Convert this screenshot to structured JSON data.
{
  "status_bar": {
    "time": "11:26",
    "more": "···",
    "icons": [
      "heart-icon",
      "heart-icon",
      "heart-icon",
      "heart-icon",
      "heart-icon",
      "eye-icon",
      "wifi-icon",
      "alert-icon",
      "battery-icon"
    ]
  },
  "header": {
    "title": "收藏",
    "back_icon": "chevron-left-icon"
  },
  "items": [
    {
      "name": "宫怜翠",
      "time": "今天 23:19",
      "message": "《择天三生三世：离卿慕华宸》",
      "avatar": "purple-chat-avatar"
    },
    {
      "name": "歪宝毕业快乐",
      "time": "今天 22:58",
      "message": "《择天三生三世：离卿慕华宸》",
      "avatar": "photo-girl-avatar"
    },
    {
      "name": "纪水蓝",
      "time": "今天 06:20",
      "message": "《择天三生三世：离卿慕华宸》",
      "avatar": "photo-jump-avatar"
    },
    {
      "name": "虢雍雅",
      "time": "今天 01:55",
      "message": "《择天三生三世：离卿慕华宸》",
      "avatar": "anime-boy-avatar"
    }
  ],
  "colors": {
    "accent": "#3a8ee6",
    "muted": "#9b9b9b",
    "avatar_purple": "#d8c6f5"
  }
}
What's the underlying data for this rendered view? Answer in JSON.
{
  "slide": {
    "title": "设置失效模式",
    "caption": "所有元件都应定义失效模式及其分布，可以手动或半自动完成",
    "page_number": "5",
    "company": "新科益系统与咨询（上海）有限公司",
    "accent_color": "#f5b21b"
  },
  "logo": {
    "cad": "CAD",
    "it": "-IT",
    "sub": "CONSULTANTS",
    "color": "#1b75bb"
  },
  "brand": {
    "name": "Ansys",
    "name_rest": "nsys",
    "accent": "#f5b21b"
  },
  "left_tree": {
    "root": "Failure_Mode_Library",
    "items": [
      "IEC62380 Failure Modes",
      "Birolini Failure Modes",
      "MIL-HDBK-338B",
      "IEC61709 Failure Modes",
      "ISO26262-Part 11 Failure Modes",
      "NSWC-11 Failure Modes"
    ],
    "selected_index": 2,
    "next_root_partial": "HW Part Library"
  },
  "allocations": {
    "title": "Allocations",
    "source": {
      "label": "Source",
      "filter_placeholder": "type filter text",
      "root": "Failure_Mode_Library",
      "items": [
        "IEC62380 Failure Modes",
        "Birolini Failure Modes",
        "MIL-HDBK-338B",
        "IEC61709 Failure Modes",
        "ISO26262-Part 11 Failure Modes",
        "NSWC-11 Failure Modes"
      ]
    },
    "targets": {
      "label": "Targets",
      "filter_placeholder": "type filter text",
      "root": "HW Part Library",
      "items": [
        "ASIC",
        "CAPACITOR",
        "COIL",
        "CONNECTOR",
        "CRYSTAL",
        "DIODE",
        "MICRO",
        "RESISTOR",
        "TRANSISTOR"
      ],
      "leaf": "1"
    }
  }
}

────────────────

TASK STATEMENT ▸ Retype the whole listing above exactly.

SOLUTION BELOW ▸
Convert this screenshot to structured JSON data.
{
  "status_bar": {
    "time": "11:26",
    "more": "···",
    "icons": [
      "heart-icon",
      "heart-icon",
      "heart-icon",
      "heart-icon",
      "heart-icon",
      "eye-icon",
      "wifi-icon",
      "alert-icon",
      "battery-icon"
    ]
  },
  "header": {
    "title": "收藏",
    "back_icon": "chevron-left-icon"
  },
  "items": [
    {
      "name": "宫怜翠",
      "time": "今天 23:19",
      "message": "《择天三生三世：离卿慕华宸》",
      "avatar": "purple-chat-avatar"
    },
    {
      "name": "歪宝毕业快乐",
      "time": "今天 22:58",
      "message": "《择天三生三世：离卿慕华宸》",
      "avatar": "photo-girl-avatar"
    },
    {
      "name": "纪水蓝",
      "time": "今天 06:20",
      "message": "《择天三生三世：离卿慕华宸》",
      "avatar": "photo-jump-avatar"
    },
    {
      "name": "虢雍雅",
      "time": "今天 01:55",
      "message": "《择天三生三世：离卿慕华宸》",
      "avatar": "anime-boy-avatar"
    }
  ],
  "colors": {
    "accent": "#3a8ee6",
    "muted": "#9b9b9b",
    "avatar_purple": "#d8c6f5"
  }
}
What's the underlying data for this rendered view? Answer in JSON.
{
  "slide": {
    "title": "设置失效模式",
    "caption": "所有元件都应定义失效模式及其分布，可以手动或半自动完成",
    "page_number": "5",
    "company": "新科益系统与咨询（上海）有限公司",
    "accent_color": "#f5b21b"
  },
  "logo": {
    "cad": "CAD",
    "it": "-IT",
    "sub": "CONSULTANTS",
    "color": "#1b75bb"
  },
  "brand": {
    "name": "Ansys",
    "name_rest": "nsys",
    "accent": "#f5b21b"
  },
  "left_tree": {
    "root": "Failure_Mode_Library",
    "items": [
      "IEC62380 Failure Modes",
      "Birolini Failure Modes",
      "MIL-HDBK-338B",
      "IEC61709 Failure Modes",
      "ISO26262-Part 11 Failure Modes",
      "NSWC-11 Failure Modes"
    ],
    "selected_index": 2,
    "next_root_partial": "HW Part Library"
  },
  "allocations": {
    "title": "Allocations",
    "source": {
      "label": "Source",
      "filter_placeholder": "type filter text",
      "root": "Failure_Mode_Library",
      "items": [
        "IEC62380 Failure Modes",
        "Birolini Failure Modes",
        "MIL-HDBK-338B",
        "IEC61709 Failure Modes",
        "ISO26262-Part 11 Failure Modes",
        "NSWC-11 Failure Modes"
      ]
    },
    "targets": {
      "label": "Targets",
      "filter_placeholder": "type filter text",
      "root": "HW Part Library",
      "items": [
        "ASIC",
        "CAPACITOR",
        "COIL",
        "CONNECTOR",
        "CRYSTAL",
        "DIODE",
        "MICRO",
        "RESISTOR",
        "TRANSISTOR"
      ],
      "leaf": "1"
    }
  }
}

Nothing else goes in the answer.